==== Data to process ====
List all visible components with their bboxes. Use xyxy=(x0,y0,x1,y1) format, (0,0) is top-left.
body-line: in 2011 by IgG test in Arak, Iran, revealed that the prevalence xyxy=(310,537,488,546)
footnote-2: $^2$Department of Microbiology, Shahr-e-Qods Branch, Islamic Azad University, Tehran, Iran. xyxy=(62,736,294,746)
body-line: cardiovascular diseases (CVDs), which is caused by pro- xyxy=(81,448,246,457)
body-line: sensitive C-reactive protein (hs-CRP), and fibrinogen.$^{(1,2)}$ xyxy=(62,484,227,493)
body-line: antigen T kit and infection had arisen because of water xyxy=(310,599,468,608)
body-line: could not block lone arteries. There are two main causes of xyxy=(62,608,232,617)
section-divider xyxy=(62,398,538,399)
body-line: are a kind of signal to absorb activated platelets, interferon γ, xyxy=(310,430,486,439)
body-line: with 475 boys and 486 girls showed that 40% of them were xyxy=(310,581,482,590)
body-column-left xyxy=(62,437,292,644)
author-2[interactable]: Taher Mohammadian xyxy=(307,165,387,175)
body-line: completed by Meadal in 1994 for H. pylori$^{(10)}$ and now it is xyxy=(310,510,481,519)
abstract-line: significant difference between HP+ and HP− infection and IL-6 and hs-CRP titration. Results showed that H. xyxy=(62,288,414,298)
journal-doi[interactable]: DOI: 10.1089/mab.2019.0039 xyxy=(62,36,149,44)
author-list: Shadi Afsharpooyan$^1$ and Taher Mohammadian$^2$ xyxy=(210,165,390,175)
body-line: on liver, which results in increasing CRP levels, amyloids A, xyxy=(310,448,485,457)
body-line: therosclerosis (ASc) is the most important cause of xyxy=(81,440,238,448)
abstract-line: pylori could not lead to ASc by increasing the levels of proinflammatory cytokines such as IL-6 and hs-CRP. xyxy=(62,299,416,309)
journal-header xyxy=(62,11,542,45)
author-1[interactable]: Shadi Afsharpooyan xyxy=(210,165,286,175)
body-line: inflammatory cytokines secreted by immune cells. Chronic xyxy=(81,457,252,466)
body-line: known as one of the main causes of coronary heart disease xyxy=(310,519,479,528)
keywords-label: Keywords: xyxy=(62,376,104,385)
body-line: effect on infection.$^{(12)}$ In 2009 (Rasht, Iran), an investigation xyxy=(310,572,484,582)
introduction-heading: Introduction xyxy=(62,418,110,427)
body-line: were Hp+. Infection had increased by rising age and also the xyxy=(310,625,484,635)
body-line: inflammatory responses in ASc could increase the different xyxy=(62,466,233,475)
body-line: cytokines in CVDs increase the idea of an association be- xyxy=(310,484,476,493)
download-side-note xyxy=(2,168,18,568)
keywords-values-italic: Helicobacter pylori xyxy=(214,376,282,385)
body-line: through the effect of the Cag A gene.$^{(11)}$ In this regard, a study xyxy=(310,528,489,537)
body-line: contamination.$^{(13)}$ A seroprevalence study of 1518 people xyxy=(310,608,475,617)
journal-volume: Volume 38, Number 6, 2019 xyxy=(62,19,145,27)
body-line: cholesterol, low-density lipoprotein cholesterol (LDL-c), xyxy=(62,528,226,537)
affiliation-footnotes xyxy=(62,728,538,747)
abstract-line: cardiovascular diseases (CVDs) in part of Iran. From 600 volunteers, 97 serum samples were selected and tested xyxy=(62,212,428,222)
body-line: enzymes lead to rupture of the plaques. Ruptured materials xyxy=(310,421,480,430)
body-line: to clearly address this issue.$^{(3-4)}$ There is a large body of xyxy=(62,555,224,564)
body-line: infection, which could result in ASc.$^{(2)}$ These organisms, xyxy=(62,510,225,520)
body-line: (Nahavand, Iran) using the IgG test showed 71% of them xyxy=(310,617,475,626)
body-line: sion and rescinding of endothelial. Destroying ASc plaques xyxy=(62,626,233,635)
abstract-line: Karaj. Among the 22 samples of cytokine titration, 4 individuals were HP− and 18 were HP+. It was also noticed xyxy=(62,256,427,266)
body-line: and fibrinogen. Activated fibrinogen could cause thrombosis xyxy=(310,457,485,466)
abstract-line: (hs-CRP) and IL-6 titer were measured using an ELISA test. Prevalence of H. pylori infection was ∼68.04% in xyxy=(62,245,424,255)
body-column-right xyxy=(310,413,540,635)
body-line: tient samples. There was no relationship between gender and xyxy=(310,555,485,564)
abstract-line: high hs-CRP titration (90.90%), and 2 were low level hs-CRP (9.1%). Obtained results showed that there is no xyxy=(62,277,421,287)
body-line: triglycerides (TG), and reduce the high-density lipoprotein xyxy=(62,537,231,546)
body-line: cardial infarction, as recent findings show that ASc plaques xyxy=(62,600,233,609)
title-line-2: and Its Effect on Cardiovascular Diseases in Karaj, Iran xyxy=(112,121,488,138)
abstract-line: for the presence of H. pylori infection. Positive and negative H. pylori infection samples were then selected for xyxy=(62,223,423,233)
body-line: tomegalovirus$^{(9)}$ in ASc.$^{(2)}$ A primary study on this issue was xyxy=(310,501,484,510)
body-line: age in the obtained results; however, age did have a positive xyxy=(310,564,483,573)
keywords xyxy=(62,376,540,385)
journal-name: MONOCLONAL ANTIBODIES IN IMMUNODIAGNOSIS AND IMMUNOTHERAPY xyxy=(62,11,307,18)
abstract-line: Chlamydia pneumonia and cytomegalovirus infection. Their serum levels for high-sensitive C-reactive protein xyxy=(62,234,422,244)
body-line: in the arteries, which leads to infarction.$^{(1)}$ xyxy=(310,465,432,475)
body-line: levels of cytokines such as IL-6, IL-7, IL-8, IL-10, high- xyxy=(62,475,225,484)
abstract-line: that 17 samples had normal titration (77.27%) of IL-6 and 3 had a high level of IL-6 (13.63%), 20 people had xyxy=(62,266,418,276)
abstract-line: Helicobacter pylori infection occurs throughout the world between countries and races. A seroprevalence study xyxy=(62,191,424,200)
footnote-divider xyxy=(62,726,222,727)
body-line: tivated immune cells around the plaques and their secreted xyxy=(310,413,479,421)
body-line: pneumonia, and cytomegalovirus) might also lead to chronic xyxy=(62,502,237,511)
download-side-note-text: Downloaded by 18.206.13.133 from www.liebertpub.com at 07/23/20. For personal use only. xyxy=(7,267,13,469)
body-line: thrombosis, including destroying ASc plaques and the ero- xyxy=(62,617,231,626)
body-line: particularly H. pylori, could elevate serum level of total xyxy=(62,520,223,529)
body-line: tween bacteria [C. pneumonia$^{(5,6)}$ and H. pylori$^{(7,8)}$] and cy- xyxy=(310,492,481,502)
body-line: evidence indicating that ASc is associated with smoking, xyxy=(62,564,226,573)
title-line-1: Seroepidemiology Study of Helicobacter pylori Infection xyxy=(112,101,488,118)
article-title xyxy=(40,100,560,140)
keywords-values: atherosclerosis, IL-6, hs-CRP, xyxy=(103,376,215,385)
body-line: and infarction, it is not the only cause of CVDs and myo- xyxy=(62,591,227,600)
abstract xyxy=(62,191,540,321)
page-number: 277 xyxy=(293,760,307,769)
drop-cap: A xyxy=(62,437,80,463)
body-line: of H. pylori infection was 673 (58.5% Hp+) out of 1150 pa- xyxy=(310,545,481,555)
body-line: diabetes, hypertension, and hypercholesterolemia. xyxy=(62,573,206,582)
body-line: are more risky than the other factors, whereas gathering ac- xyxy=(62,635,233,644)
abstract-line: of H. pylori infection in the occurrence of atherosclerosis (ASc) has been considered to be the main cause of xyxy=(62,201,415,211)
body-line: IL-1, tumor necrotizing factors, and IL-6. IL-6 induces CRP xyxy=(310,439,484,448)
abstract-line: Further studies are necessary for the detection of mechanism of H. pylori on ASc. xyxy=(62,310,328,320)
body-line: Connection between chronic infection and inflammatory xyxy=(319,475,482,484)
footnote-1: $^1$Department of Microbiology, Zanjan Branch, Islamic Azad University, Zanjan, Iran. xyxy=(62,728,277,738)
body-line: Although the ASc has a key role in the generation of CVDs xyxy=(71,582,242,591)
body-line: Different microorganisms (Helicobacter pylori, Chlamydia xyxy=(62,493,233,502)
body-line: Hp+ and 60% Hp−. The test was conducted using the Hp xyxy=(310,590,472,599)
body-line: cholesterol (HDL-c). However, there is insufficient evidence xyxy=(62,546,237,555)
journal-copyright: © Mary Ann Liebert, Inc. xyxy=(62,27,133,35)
====
Work request: Search the entries above for "also". Show every line that has it.

Expected output:
body-line: were Hp+. Infection had increased by rising age and also the xyxy=(310,625,484,635)
abstract-line: Karaj. Among the 22 samples of cytokine titration, 4 individuals were HP− and 18 were HP+. It was also noticed xyxy=(62,256,427,266)
body-line: pneumonia, and cytomegalovirus) might also lead to chronic xyxy=(62,502,237,511)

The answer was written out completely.